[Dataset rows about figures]
════════════════
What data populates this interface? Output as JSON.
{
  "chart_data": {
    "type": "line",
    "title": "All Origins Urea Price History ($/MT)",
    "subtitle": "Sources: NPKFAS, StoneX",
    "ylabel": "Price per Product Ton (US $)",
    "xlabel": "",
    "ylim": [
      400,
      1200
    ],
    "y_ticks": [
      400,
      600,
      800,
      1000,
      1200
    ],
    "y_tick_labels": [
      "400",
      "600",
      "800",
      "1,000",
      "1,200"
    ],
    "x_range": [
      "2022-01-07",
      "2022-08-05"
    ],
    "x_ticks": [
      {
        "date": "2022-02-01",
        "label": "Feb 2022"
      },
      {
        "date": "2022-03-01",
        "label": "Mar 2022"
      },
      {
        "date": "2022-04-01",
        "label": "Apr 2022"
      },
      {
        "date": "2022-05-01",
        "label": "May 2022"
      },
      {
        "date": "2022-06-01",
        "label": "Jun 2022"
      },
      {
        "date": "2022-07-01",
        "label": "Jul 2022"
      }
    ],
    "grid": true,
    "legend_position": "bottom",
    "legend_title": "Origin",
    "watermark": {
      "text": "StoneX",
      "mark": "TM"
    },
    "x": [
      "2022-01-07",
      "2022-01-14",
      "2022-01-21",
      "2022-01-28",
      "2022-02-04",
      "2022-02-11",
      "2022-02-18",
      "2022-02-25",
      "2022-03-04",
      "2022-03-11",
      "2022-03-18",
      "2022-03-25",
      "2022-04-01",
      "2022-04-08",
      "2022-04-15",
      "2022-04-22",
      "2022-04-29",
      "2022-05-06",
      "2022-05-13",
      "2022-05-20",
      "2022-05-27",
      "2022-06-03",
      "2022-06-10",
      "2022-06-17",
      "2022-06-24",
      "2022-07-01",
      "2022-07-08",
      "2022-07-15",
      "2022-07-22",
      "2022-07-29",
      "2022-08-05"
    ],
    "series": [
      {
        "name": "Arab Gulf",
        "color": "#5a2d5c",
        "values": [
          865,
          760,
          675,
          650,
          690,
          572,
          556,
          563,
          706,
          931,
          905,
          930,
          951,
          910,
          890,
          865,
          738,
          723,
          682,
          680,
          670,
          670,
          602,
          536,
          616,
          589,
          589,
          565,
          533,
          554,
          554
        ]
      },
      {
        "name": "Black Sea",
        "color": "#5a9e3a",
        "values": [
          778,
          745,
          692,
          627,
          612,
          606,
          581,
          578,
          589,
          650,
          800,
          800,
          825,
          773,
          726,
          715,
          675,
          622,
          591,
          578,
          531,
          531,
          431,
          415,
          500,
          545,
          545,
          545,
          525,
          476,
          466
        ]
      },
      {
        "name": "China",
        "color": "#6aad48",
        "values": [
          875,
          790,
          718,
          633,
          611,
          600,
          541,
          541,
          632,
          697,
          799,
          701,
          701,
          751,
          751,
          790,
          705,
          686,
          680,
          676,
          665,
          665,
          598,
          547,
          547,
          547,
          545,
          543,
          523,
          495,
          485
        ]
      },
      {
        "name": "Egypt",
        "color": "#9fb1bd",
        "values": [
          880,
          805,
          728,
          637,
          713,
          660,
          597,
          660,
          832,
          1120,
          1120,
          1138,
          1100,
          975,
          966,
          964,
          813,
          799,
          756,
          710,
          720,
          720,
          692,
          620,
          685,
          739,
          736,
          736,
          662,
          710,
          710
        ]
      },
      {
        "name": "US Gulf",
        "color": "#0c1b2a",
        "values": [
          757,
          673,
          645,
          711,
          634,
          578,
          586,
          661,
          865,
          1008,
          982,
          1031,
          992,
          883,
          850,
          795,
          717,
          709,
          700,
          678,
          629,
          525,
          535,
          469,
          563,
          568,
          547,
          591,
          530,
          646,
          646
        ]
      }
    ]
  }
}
════════════════
Count the lines in which the string "name" appears, then report only that figure.

5